- EXERCISE GOAL:
From the line that holds "Type out the text in this image." to the last line of the data, copy everything exactly; leave out all the rest.

- INFORMATION PROVIDED:
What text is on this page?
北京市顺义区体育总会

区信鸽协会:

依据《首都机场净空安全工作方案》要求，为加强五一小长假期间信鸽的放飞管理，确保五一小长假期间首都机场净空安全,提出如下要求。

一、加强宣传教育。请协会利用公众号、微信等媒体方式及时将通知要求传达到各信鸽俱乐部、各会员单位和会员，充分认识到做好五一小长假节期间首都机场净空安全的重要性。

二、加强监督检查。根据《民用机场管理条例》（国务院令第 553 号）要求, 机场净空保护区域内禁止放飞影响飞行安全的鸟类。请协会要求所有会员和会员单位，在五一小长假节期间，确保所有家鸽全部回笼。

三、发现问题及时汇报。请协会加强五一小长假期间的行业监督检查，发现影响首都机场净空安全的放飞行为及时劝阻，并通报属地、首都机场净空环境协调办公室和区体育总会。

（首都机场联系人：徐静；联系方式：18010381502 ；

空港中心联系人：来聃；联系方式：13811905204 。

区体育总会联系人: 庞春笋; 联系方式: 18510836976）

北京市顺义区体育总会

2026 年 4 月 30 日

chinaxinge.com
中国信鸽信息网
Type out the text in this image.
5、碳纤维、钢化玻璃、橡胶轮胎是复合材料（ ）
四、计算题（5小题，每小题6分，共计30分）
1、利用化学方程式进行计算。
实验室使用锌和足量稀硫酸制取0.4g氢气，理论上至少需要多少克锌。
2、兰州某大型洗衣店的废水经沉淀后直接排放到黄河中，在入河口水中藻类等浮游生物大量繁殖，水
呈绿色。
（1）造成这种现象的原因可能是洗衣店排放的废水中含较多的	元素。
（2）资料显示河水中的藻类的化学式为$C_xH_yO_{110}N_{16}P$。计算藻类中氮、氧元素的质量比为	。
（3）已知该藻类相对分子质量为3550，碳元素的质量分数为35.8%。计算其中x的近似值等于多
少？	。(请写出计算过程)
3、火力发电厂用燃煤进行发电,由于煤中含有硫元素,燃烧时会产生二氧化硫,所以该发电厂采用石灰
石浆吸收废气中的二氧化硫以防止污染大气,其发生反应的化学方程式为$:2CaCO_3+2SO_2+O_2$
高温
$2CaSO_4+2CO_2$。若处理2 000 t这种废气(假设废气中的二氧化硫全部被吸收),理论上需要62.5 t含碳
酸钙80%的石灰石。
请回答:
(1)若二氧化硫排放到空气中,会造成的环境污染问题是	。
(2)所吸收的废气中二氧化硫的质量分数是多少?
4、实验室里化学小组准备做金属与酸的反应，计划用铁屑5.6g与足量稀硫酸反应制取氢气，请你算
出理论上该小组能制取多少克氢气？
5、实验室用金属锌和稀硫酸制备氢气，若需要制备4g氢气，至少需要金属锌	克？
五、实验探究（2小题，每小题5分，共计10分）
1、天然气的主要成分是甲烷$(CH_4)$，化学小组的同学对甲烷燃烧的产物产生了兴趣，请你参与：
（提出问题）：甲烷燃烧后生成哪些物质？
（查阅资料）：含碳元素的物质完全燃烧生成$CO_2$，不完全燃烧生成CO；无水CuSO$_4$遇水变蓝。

- TASK OUTPUT:
Type out the text in this image.
5、碳纤维、钢化玻璃、橡胶轮胎是复合材料（ ）
四、计算题（5小题，每小题6分，共计30分）
1、利用化学方程式进行计算。
实验室使用锌和足量稀硫酸制取0.4g氢气，理论上至少需要多少克锌。
2、兰州某大型洗衣店的废水经沉淀后直接排放到黄河中，在入河口水中藻类等浮游生物大量繁殖，水
呈绿色。
（1）造成这种现象的原因可能是洗衣店排放的废水中含较多的	元素。
（2）资料显示河水中的藻类的化学式为$C_xH_yO_{110}N_{16}P$。计算藻类中氮、氧元素的质量比为	。
（3）已知该藻类相对分子质量为3550，碳元素的质量分数为35.8%。计算其中x的近似值等于多
少？	。(请写出计算过程)
3、火力发电厂用燃煤进行发电,由于煤中含有硫元素,燃烧时会产生二氧化硫,所以该发电厂采用石灰
石浆吸收废气中的二氧化硫以防止污染大气,其发生反应的化学方程式为$:2CaCO_3+2SO_2+O_2$
高温
$2CaSO_4+2CO_2$。若处理2 000 t这种废气(假设废气中的二氧化硫全部被吸收),理论上需要62.5 t含碳
酸钙80%的石灰石。
请回答:
(1)若二氧化硫排放到空气中,会造成的环境污染问题是	。
(2)所吸收的废气中二氧化硫的质量分数是多少?
4、实验室里化学小组准备做金属与酸的反应，计划用铁屑5.6g与足量稀硫酸反应制取氢气，请你算
出理论上该小组能制取多少克氢气？
5、实验室用金属锌和稀硫酸制备氢气，若需要制备4g氢气，至少需要金属锌	克？
五、实验探究（2小题，每小题5分，共计10分）
1、天然气的主要成分是甲烷$(CH_4)$，化学小组的同学对甲烷燃烧的产物产生了兴趣，请你参与：
（提出问题）：甲烷燃烧后生成哪些物质？
（查阅资料）：含碳元素的物质完全燃烧生成$CO_2$，不完全燃烧生成CO；无水CuSO$_4$遇水变蓝。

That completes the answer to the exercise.